AIM OF THE TASK:
Examine the records and identify each line that includes the string "汽车转弯的速度为". Copy those lines.

[Source records]
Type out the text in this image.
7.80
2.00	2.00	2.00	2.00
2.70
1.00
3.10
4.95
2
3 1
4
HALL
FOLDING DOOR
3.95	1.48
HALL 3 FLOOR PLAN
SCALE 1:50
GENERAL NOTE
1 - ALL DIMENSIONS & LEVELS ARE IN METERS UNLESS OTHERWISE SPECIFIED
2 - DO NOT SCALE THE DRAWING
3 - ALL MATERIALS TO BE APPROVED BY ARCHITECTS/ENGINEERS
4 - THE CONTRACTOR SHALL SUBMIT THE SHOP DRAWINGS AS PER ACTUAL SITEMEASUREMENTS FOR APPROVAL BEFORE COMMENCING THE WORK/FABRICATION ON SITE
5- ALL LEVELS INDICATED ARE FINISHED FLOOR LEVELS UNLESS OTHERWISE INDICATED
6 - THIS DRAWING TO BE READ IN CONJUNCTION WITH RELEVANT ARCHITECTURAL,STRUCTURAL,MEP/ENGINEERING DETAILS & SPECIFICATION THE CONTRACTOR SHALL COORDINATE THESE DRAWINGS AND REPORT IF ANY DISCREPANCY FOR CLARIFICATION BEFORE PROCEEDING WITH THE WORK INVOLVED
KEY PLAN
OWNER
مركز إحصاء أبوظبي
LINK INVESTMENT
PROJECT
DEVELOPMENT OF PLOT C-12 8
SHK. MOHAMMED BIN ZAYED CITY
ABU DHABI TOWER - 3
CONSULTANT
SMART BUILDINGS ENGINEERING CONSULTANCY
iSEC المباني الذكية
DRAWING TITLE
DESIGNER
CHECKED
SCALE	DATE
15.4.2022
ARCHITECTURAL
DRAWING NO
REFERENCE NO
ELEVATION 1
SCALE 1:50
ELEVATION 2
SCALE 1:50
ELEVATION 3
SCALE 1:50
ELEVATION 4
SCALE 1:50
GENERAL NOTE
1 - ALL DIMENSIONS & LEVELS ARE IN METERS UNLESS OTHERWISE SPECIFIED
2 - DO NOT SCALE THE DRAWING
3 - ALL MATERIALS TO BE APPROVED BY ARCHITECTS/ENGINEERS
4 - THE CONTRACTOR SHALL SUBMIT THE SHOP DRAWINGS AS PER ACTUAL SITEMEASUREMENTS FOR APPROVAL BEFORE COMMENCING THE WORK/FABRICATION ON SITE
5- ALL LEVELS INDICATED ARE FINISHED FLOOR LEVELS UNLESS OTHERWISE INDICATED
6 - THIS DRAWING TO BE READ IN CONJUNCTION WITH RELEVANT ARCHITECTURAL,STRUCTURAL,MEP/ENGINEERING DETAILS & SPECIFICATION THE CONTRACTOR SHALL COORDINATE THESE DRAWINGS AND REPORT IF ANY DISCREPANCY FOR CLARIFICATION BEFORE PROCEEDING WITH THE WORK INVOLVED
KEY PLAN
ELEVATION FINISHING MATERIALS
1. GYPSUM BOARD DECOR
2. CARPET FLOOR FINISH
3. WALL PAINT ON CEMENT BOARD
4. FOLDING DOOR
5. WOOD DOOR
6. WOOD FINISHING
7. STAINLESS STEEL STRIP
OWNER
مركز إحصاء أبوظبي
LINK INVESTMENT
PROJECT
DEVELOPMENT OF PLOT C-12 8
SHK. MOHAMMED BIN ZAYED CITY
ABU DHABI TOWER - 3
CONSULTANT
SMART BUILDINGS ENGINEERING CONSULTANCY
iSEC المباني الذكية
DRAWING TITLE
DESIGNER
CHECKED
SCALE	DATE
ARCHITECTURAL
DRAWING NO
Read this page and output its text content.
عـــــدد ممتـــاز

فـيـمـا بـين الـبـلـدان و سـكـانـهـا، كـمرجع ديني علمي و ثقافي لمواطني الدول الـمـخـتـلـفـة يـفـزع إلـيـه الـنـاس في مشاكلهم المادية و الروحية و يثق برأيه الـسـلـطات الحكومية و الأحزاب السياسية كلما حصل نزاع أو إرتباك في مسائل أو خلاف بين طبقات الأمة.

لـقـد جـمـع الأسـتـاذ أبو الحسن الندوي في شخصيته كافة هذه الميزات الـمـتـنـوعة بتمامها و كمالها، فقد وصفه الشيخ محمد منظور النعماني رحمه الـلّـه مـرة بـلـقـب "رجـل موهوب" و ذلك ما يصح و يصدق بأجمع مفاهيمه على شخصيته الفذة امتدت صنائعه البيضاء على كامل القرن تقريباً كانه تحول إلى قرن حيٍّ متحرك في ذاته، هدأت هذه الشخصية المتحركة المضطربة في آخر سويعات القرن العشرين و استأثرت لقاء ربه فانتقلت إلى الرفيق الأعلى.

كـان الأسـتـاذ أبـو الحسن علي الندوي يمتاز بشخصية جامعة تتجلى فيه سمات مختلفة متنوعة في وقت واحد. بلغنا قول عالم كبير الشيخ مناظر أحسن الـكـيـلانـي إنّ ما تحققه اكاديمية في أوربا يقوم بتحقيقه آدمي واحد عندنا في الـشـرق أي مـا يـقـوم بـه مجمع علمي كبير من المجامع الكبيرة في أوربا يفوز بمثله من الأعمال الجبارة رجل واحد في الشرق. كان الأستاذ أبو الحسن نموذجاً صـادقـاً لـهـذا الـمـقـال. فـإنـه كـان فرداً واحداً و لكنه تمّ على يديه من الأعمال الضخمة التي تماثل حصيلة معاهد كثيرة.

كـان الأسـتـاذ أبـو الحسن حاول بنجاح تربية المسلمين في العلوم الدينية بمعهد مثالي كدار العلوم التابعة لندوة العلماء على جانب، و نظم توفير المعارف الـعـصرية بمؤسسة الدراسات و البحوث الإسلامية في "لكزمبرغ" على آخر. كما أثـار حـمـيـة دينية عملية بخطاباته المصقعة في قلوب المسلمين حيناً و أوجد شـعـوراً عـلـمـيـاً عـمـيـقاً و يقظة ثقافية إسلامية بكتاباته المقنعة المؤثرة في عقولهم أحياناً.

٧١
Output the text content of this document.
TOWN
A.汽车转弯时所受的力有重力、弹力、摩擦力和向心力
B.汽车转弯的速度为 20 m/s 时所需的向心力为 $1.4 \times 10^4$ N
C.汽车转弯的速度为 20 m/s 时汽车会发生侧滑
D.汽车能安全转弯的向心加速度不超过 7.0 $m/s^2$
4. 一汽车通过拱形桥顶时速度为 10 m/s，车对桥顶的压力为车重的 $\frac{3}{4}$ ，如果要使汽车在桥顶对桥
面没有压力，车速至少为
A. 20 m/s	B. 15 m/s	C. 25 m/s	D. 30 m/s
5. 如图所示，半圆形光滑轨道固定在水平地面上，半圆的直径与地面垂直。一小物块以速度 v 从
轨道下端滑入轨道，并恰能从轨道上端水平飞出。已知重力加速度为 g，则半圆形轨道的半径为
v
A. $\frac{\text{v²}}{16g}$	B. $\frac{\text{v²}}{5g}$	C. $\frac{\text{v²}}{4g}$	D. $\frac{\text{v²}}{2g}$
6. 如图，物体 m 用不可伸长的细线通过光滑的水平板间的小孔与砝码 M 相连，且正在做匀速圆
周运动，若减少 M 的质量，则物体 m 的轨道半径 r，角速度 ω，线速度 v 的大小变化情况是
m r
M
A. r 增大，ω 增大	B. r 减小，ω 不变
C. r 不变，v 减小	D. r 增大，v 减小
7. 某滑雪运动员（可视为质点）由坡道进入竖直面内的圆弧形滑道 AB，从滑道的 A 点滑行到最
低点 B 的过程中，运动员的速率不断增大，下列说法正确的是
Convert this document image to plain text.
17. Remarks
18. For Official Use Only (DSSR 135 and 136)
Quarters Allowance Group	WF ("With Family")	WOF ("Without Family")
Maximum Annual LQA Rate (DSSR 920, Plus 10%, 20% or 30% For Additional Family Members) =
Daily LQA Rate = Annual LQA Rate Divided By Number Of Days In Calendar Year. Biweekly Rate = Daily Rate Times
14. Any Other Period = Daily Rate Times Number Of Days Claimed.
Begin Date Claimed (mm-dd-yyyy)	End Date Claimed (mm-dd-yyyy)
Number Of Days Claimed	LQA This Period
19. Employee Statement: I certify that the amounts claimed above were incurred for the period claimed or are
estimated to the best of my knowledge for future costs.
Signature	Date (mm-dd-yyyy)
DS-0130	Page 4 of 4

SOLVED PROBLEM:
B.汽车转弯的速度为 20 m/s 时所需的向心力为 $1.4 \times 10^4$ N
C.汽车转弯的速度为 20 m/s 时汽车会发生侧滑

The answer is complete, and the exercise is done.